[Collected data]

■ ■ ■ ■

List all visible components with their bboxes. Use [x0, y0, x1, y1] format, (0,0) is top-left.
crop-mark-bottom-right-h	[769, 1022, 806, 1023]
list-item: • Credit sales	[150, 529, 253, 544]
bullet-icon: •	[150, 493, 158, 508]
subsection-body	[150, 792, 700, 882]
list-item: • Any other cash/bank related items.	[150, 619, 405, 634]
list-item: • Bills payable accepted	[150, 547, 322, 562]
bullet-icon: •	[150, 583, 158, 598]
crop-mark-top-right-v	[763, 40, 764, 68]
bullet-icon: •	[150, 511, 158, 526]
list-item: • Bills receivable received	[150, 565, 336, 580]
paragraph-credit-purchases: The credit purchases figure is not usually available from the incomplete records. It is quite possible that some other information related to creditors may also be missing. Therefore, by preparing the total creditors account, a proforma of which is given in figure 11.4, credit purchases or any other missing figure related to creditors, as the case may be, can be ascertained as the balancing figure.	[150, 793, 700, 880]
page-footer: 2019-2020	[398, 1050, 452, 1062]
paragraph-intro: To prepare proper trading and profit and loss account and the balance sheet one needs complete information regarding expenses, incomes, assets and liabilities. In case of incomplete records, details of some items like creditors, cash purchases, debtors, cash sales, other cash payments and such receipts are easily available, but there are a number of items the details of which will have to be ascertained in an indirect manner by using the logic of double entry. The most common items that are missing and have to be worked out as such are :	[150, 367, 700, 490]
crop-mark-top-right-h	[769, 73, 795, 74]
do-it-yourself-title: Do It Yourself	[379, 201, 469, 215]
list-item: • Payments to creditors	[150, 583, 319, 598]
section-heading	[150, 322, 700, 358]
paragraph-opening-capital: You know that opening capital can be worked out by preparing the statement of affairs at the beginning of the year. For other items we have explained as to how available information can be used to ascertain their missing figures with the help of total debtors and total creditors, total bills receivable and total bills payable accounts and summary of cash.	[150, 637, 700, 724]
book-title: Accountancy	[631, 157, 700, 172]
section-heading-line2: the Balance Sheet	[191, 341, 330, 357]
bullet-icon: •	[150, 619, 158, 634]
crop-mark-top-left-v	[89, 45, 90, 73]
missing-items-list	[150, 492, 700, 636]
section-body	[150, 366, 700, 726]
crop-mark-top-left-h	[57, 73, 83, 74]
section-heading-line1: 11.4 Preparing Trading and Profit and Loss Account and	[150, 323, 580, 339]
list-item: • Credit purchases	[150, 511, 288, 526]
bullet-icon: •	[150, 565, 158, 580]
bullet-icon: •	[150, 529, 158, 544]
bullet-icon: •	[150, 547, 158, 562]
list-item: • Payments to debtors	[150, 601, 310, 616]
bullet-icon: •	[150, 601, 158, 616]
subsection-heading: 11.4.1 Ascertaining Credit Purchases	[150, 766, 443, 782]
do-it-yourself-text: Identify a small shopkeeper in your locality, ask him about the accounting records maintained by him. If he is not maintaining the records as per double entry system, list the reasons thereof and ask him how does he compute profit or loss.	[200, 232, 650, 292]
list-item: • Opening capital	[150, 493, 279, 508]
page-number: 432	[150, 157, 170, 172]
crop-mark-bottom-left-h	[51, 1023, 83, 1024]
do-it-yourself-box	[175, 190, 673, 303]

■ ■ ■ ■

Return all the records above, line for line, with no changes.

List all visible components with their bboxes. Use [x0, y0, x1, y1] format, (0,0) is top-left.
crop-mark-bottom-right-h	[769, 1022, 806, 1023]
list-item: • Credit sales	[150, 529, 253, 544]
bullet-icon: •	[150, 493, 158, 508]
subsection-body	[150, 792, 700, 882]
list-item: • Any other cash/bank related items.	[150, 619, 405, 634]
list-item: • Bills payable accepted	[150, 547, 322, 562]
bullet-icon: •	[150, 583, 158, 598]
crop-mark-top-right-v	[763, 40, 764, 68]
bullet-icon: •	[150, 511, 158, 526]
list-item: • Bills receivable received	[150, 565, 336, 580]
paragraph-credit-purchases: The credit purchases figure is not usually available from the incomplete records. It is quite possible that some other information related to creditors may also be missing. Therefore, by preparing the total creditors account, a proforma of which is given in figure 11.4, credit purchases or any other missing figure related to creditors, as the case may be, can be ascertained as the balancing figure.	[150, 793, 700, 880]
page-footer: 2019-2020	[398, 1050, 452, 1062]
paragraph-intro: To prepare proper trading and profit and loss account and the balance sheet one needs complete information regarding expenses, incomes, assets and liabilities. In case of incomplete records, details of some items like creditors, cash purchases, debtors, cash sales, other cash payments and such receipts are easily available, but there are a number of items the details of which will have to be ascertained in an indirect manner by using the logic of double entry. The most common items that are missing and have to be worked out as such are :	[150, 367, 700, 490]
crop-mark-top-right-h	[769, 73, 795, 74]
do-it-yourself-title: Do It Yourself	[379, 201, 469, 215]
list-item: • Payments to creditors	[150, 583, 319, 598]
section-heading	[150, 322, 700, 358]
paragraph-opening-capital: You know that opening capital can be worked out by preparing the statement of affairs at the beginning of the year. For other items we have explained as to how available information can be used to ascertain their missing figures with the help of total debtors and total creditors, total bills receivable and total bills payable accounts and summary of cash.	[150, 637, 700, 724]
book-title: Accountancy	[631, 157, 700, 172]
section-heading-line2: the Balance Sheet	[191, 341, 330, 357]
bullet-icon: •	[150, 619, 158, 634]
crop-mark-top-left-v	[89, 45, 90, 73]
missing-items-list	[150, 492, 700, 636]
section-body	[150, 366, 700, 726]
crop-mark-top-left-h	[57, 73, 83, 74]
section-heading-line1: 11.4 Preparing Trading and Profit and Loss Account and	[150, 323, 580, 339]
list-item: • Credit purchases	[150, 511, 288, 526]
bullet-icon: •	[150, 565, 158, 580]
bullet-icon: •	[150, 529, 158, 544]
bullet-icon: •	[150, 547, 158, 562]
list-item: • Payments to debtors	[150, 601, 310, 616]
bullet-icon: •	[150, 601, 158, 616]
subsection-heading: 11.4.1 Ascertaining Credit Purchases	[150, 766, 443, 782]
do-it-yourself-text: Identify a small shopkeeper in your locality, ask him about the accounting records maintained by him. If he is not maintaining the records as per double entry system, list the reasons thereof and ask him how does he compute profit or loss.	[200, 232, 650, 292]
list-item: • Opening capital	[150, 493, 279, 508]
page-number: 432	[150, 157, 170, 172]
crop-mark-bottom-left-h	[51, 1023, 83, 1024]
do-it-yourself-box	[175, 190, 673, 303]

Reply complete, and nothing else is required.